WHAT YOU HAVE TO DO
Set out each line from the following listing that includes the word "Controls".

★ ★ ★ ★

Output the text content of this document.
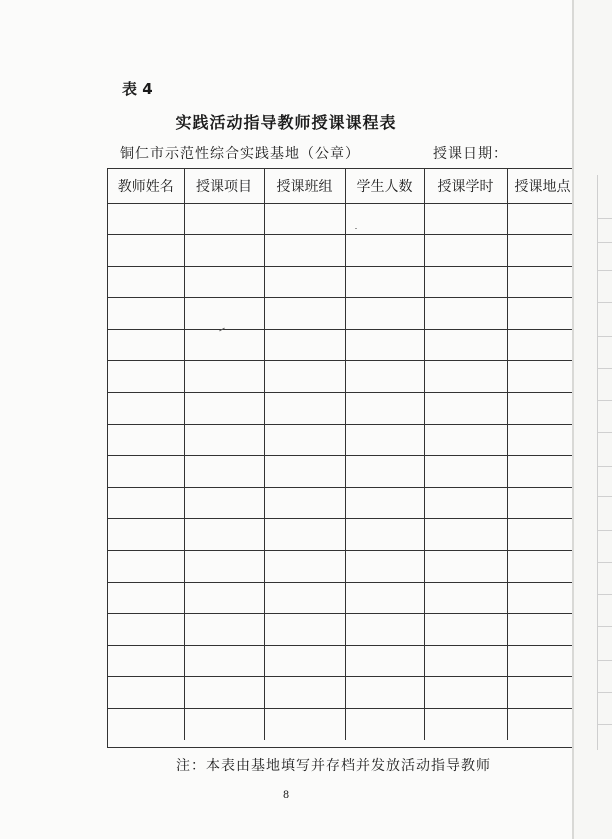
表 4
实践活动指导教师授课课程表
铜仁市示范性综合实践基地（公章）	授课日期：
教师姓名	授课项目	授课班组	学生人数	授课学时	授课地点

注：本表由基地填写并存档并发放活动指导教师
8
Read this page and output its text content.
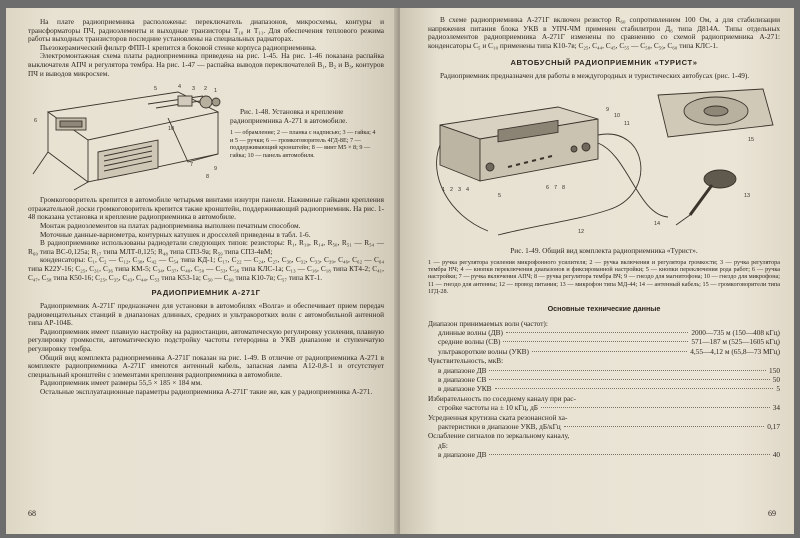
На плате радиоприемника расположены: переключатель диапазонов, микросхемы, контуры и трансформаторы ПЧ, радиоэлементы и выходные транзисторы Т₁₀ и Т₁₁. Для обеспечения теплового режима работы выходных транзисторов последние установлены на специальных радиаторах.

Пьезокерамический фильтр ФПП-1 крепится в боковой стенке корпуса радиоприемника.

Электромонтажная схема платы радиоприемника приведена на рис. 1-45. На рис. 1-46 показана распайка выключателя АПЧ и регулятора тембра. На рис. 1-47 — распайка выводов переключателей В₁, В₂ и В₃, контуров ПЧ и выводов микросхем.

1
2
3
4
5
6
7
8
9
10
Рис. 1-48. Установка и крепление радиоприемника А-271 в автомобиле.
1 — обрамление; 2 — планка с надписью; 3 — гайка; 4 и 5 — ручки; 6 — громкоговоритель 4ГД-8Е; 7 — поддерживающий кронштейн; 8 — винт М5 × 8; 9 — гайка; 10 — панель автомобиля.

Громкоговоритель крепится в автомобиле четырьмя винтами изнутри панели. Нажимные гайками крепления отражательной доски громкоговоритель крепится также кронштейн, поддерживающий радиоприемник. На рис. 1-48 показана установка и крепление радиоприемника в автомобиле.

Монтаж радиоэлементов на платах радиоприемника выполнен печатным способом.

Моточные данные-вариометра, контурных катушек и дросселей приведены в табл. 1-6.

В радиоприемнике использованы радиодетали следующих типов: резисторы: R₁, R₁₀, R₁₄, R₅₀, R₅₁ — R₅₄ — R₆₀ типа ВС-0,125а; R₁₇ типа МЛТ-0,125; R₄₈ типа СП3-9а; R₅₉ типа СП3-4вМ;

конденсаторы: C₁, C₂ — C₁₂, C₃₈, C₄₂ — C₅₄ типа КД-1; C₁₇, C₂₂ — C₂₄, C₂₇, C₃₀, C₃₂, C₃₃, C₃₉, C₄₆, C₆₂ — C₆₄ типа К22У-16; C₂₅, C₃₁, C₃₆ типа КМ-5; C₃₄, C₃₇, C₄₀, C₅₀ — C₅₃, C₅₆ типа КЛС-1а; C₁₃ — C₁₆, C₁₈ типа КТ4-2; C₄₁, C₄₇, C₅₈ типа К50-16; C₂₅, C₃₅, C₄₃, C₄₄, C₅₃ типа К53-1а; C₅₀ — C₆₀ типа К10-7в; C₅₇ типа КТ-1.

РАДИОПРИЕМНИК А-271Г

Радиоприемник А-271Г предназначен для установки в автомобилях «Волга» и обеспечивает прием передач радиовещательных станций в диапазонах длинных, средних и ультракоротких волн с автомобильной антенной типа АР-104Б.

Радиоприемник имеет плавную настройку на радиостанции, автоматическую регулировку усиления, плавную регулировку громкости, автоматическую подстройку частоты гетеродина в УКВ диапазоне и ступенчатую регулировку тембра.

Общий вид комплекта радиоприемника А-271Г показан на рис. 1-49. В отличие от радиоприемника А-271 в комплекте радиоприемника А-271Г имеются антенный кабель, запасная лампа А12-0,8-1 и отсутствует специальный кронштейн с элементами крепления радиоприемника в автомобиле.

Радиоприемник имеет размеры 55,5 × 185 × 184 мм.

Остальные эксплуатационные параметры радиоприемника А-271Г такие же, как у радиоприемника А-271.

68

В схеме радиоприемника А-271Г включен резистор R₆₀ сопротивлением 100 Ом, а для стабилизации напряжения питания блока УКВ в УПЧ-ЧМ применен стабилитрон Д₆ типа Д814А. Типы отдельных радиоэлементов радиоприемника А-271Г изменены по сравнению со схемой радиоприемника А-271: конденсаторы C₅ и C₁₀ применены типа К10-7в; C₂₅, C₄₄, C₄₅, C₅₅ — C₅₈, C₅₉, C₆₀ типа КЛС-1.

АВТОБУСНЫЙ РАДИОПРИЕМНИК «ТУРИСТ»

Радиоприемник предназначен для работы в междугородных и туристических автобусах (рис. 1-49).

1 2 3 4
5
6 7 8
9
10
11
12
13
14
15
Рис. 1-49. Общий вид комплекта радиоприемника «Турист».
1 — ручка регулятора усиления микрофонного усилителя; 2 — ручка включения и регулятора громкости; 3 — ручка регулятора тембра НЧ; 4 — кнопки переключения диапазонов и фиксированной настройки; 5 — кнопки переключения рода работ; 6 — ручка настройки; 7 — ручка включения АПЧ; 8 — ручка регулятора тембра ВЧ; 9 — гнездо для магнитофона; 10 — гнездо для микрофона; 11 — гнездо для антенны; 12 — провод питания; 13 — микрофон типа МД-44; 14 — антенный кабель; 15 — громкоговорители типа 1ГД-28.
Основные технические данные
Диапазон принимаемых волн (частот):
длинные волны (ДВ)	2000—735 м (150—408 кГц)
средние волны (СВ)	571—187 м (525—1605 кГц)
ультракороткие волны (УКВ)	4,55—4,12 м (65,8—73 МГц)
Чувствительность, мкВ:
в диапазоне ДВ	150
в диапазоне СВ	50
в диапазоне УКВ	5
Избирательность по соседнему каналу при рас-
стройке частоты на ± 10 кГц, дБ	34
Усредненная крутизна ската резонансной ха-
рактеристики в диапазоне УКВ, дБ/кГц	0,17
Ослабление сигналов по зеркальному каналу,
дБ:
в диапазоне ДВ	40
69
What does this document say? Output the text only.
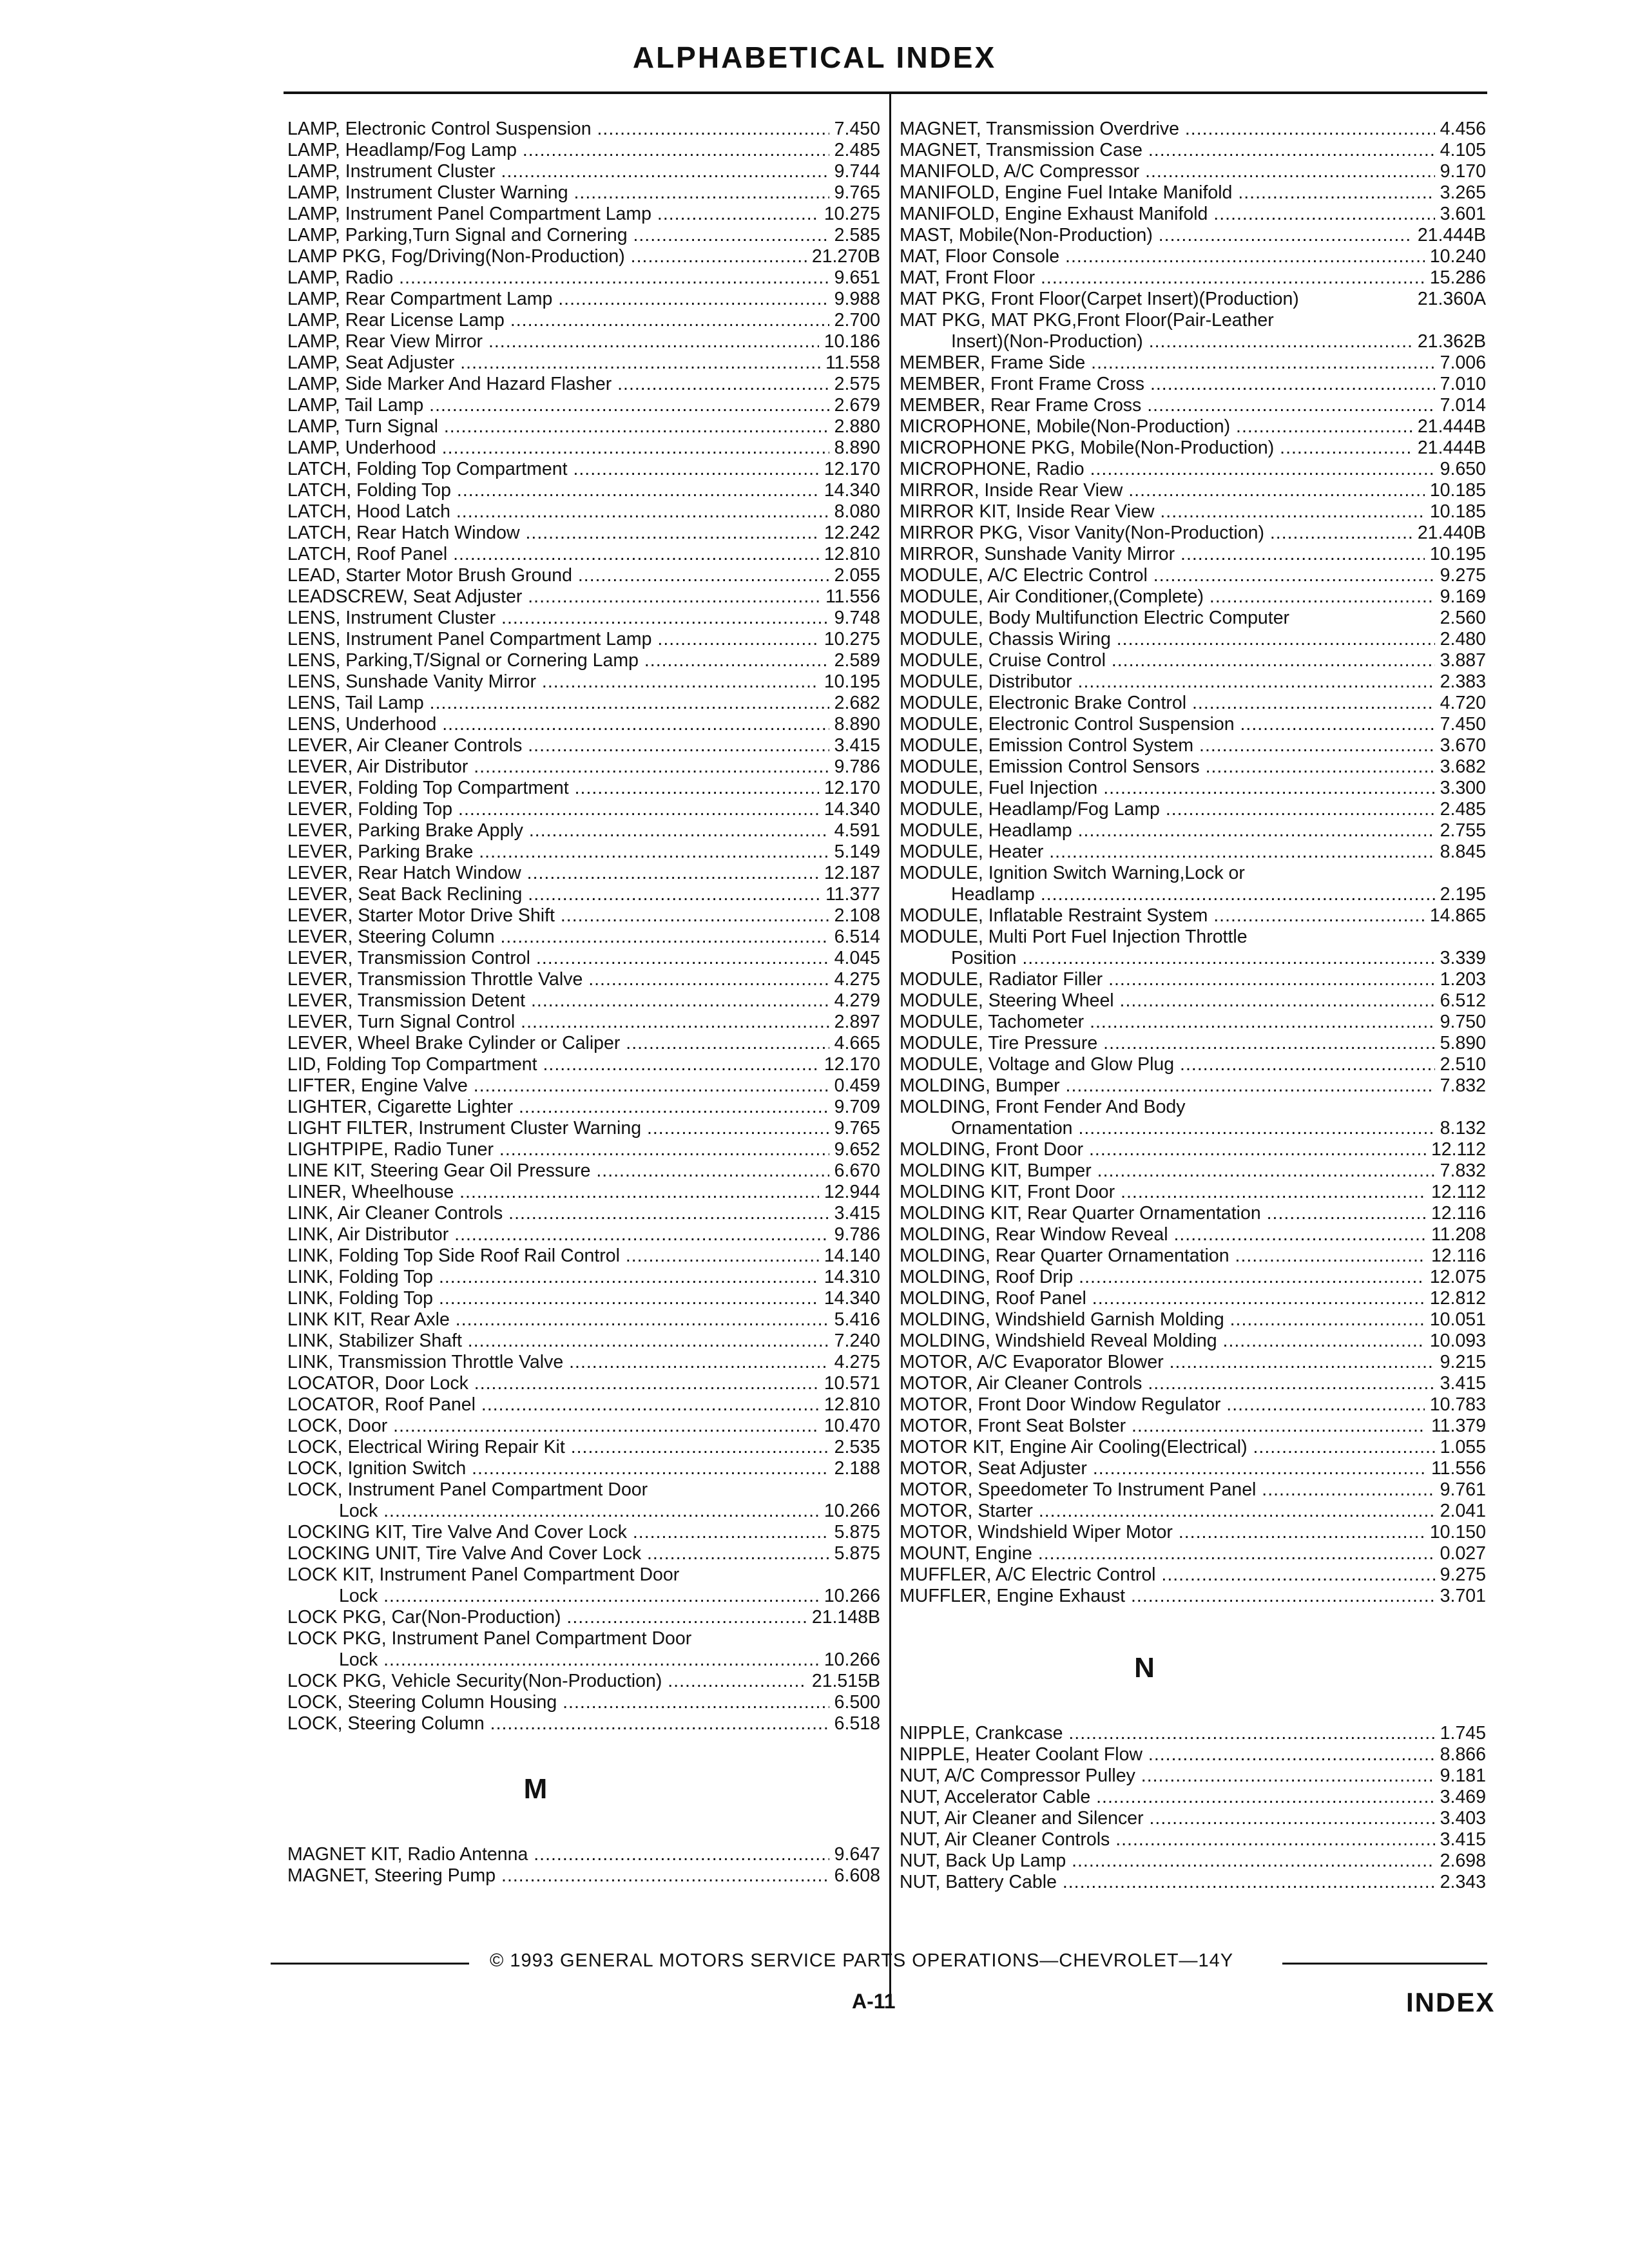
ALPHABETICAL INDEX
LAMP, Electronic Control Suspension .....	7.450
LAMP, Headlamp/Fog Lamp .....	2.485
LAMP, Instrument Cluster .....	9.744
LAMP, Instrument Cluster Warning .....	9.765
LAMP, Instrument Panel Compartment Lamp .....	10.275
LAMP, Parking,Turn Signal and Cornering .....	2.585
LAMP PKG, Fog/Driving(Non-Production) .....	21.270B
LAMP, Radio .....	9.651
LAMP, Rear Compartment Lamp .....	9.988
LAMP, Rear License Lamp .....	2.700
LAMP, Rear View Mirror .....	10.186
LAMP, Seat Adjuster .....	11.558
LAMP, Side Marker And Hazard Flasher .....	2.575
LAMP, Tail Lamp .....	2.679
LAMP, Turn Signal .....	2.880
LAMP, Underhood .....	8.890
LATCH, Folding Top Compartment .....	12.170
LATCH, Folding Top .....	14.340
LATCH, Hood Latch .....	8.080
LATCH, Rear Hatch Window .....	12.242
LATCH, Roof Panel .....	12.810
LEAD, Starter Motor Brush Ground .....	2.055
LEADSCREW, Seat Adjuster .....	11.556
LENS, Instrument Cluster .....	9.748
LENS, Instrument Panel Compartment Lamp .....	10.275
LENS, Parking,T/Signal or Cornering Lamp .....	2.589
LENS, Sunshade Vanity Mirror .....	10.195
LENS, Tail Lamp .....	2.682
LENS, Underhood .....	8.890
LEVER, Air Cleaner Controls .....	3.415
LEVER, Air Distributor .....	9.786
LEVER, Folding Top Compartment .....	12.170
LEVER, Folding Top .....	14.340
LEVER, Parking Brake Apply .....	4.591
LEVER, Parking Brake .....	5.149
LEVER, Rear Hatch Window .....	12.187
LEVER, Seat Back Reclining .....	11.377
LEVER, Starter Motor Drive Shift .....	2.108
LEVER, Steering Column .....	6.514
LEVER, Transmission Control .....	4.045
LEVER, Transmission Throttle Valve .....	4.275
LEVER, Transmission Detent .....	4.279
LEVER, Turn Signal Control .....	2.897
LEVER, Wheel Brake Cylinder or Caliper .....	4.665
LID, Folding Top Compartment .....	12.170
LIFTER, Engine Valve .....	0.459
LIGHTER, Cigarette Lighter .....	9.709
LIGHT FILTER, Instrument Cluster Warning .....	9.765
LIGHTPIPE, Radio Tuner .....	9.652
LINE KIT, Steering Gear Oil Pressure .....	6.670
LINER, Wheelhouse .....	12.944
LINK, Air Cleaner Controls .....	3.415
LINK, Air Distributor .....	9.786
LINK, Folding Top Side Roof Rail Control .....	14.140
LINK, Folding Top .....	14.310
LINK, Folding Top .....	14.340
LINK KIT, Rear Axle .....	5.416
LINK, Stabilizer Shaft .....	7.240
LINK, Transmission Throttle Valve .....	4.275
LOCATOR, Door Lock .....	10.571
LOCATOR, Roof Panel .....	12.810
LOCK, Door .....	10.470
LOCK, Electrical Wiring Repair Kit .....	2.535
LOCK, Ignition Switch .....	2.188
LOCK, Instrument Panel Compartment Door
Lock .....	10.266
LOCKING KIT, Tire Valve And Cover Lock .....	5.875
LOCKING UNIT, Tire Valve And Cover Lock .....	5.875
LOCK KIT, Instrument Panel Compartment Door
Lock .....	10.266
LOCK PKG, Car(Non-Production) .....	21.148B
LOCK PKG, Instrument Panel Compartment Door
Lock .....	10.266
LOCK PKG, Vehicle Security(Non-Production) .....	21.515B
LOCK, Steering Column Housing .....	6.500
LOCK, Steering Column .....	6.518
M
MAGNET KIT, Radio Antenna .....	9.647
MAGNET, Steering Pump .....	6.608
MAGNET, Transmission Overdrive .....	4.456
MAGNET, Transmission Case .....	4.105
MANIFOLD, A/C Compressor .....	9.170
MANIFOLD, Engine Fuel Intake Manifold .....	3.265
MANIFOLD, Engine Exhaust Manifold .....	3.601
MAST, Mobile(Non-Production) .....	21.444B
MAT, Floor Console .....	10.240
MAT, Front Floor .....	15.286
MAT PKG, Front Floor(Carpet Insert)(Production)	21.360A
MAT PKG, MAT PKG,Front Floor(Pair-Leather
Insert)(Non-Production) .....	21.362B
MEMBER, Frame Side .....	7.006
MEMBER, Front Frame Cross .....	7.010
MEMBER, Rear Frame Cross .....	7.014
MICROPHONE, Mobile(Non-Production) .....	21.444B
MICROPHONE PKG, Mobile(Non-Production) .....	21.444B
MICROPHONE, Radio .....	9.650
MIRROR, Inside Rear View .....	10.185
MIRROR KIT, Inside Rear View .....	10.185
MIRROR PKG, Visor Vanity(Non-Production) .....	21.440B
MIRROR, Sunshade Vanity Mirror .....	10.195
MODULE, A/C Electric Control .....	9.275
MODULE, Air Conditioner,(Complete) .....	9.169
MODULE, Body Multifunction Electric Computer	2.560
MODULE, Chassis Wiring .....	2.480
MODULE, Cruise Control .....	3.887
MODULE, Distributor .....	2.383
MODULE, Electronic Brake Control .....	4.720
MODULE, Electronic Control Suspension .....	7.450
MODULE, Emission Control System .....	3.670
MODULE, Emission Control Sensors .....	3.682
MODULE, Fuel Injection .....	3.300
MODULE, Headlamp/Fog Lamp .....	2.485
MODULE, Headlamp .....	2.755
MODULE, Heater .....	8.845
MODULE, Ignition Switch Warning,Lock or
Headlamp .....	2.195
MODULE, Inflatable Restraint System .....	14.865
MODULE, Multi Port Fuel Injection Throttle
Position .....	3.339
MODULE, Radiator Filler .....	1.203
MODULE, Steering Wheel .....	6.512
MODULE, Tachometer .....	9.750
MODULE, Tire Pressure .....	5.890
MODULE, Voltage and Glow Plug .....	2.510
MOLDING, Bumper .....	7.832
MOLDING, Front Fender And Body
Ornamentation .....	8.132
MOLDING, Front Door .....	12.112
MOLDING KIT, Bumper .....	7.832
MOLDING KIT, Front Door .....	12.112
MOLDING KIT, Rear Quarter Ornamentation .....	12.116
MOLDING, Rear Window Reveal .....	11.208
MOLDING, Rear Quarter Ornamentation .....	12.116
MOLDING, Roof Drip .....	12.075
MOLDING, Roof Panel .....	12.812
MOLDING, Windshield Garnish Molding .....	10.051
MOLDING, Windshield Reveal Molding .....	10.093
MOTOR, A/C Evaporator Blower .....	9.215
MOTOR, Air Cleaner Controls .....	3.415
MOTOR, Front Door Window Regulator .....	10.783
MOTOR, Front Seat Bolster .....	11.379
MOTOR KIT, Engine Air Cooling(Electrical) .....	1.055
MOTOR, Seat Adjuster .....	11.556
MOTOR, Speedometer To Instrument Panel .....	9.761
MOTOR, Starter .....	2.041
MOTOR, Windshield Wiper Motor .....	10.150
MOUNT, Engine .....	0.027
MUFFLER, A/C Electric Control .....	9.275
MUFFLER, Engine Exhaust .....	3.701
N
NIPPLE, Crankcase .....	1.745
NIPPLE, Heater Coolant Flow .....	8.866
NUT, A/C Compressor Pulley .....	9.181
NUT, Accelerator Cable .....	3.469
NUT, Air Cleaner and Silencer .....	3.403
NUT, Air Cleaner Controls .....	3.415
NUT, Back Up Lamp .....	2.698
NUT, Battery Cable .....	2.343
© 1993 GENERAL MOTORS SERVICE PARTS OPERATIONS—CHEVROLET—14Y
A-11	INDEX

★ ★ ★ ★

OUTPUT OF THE EXERCISE
LEVER, Air Cleaner Controls .....	3.415
LINK, Air Cleaner Controls .....	3.415
MOTOR, Air Cleaner Controls .....	3.415
NUT, Air Cleaner Controls .....	3.415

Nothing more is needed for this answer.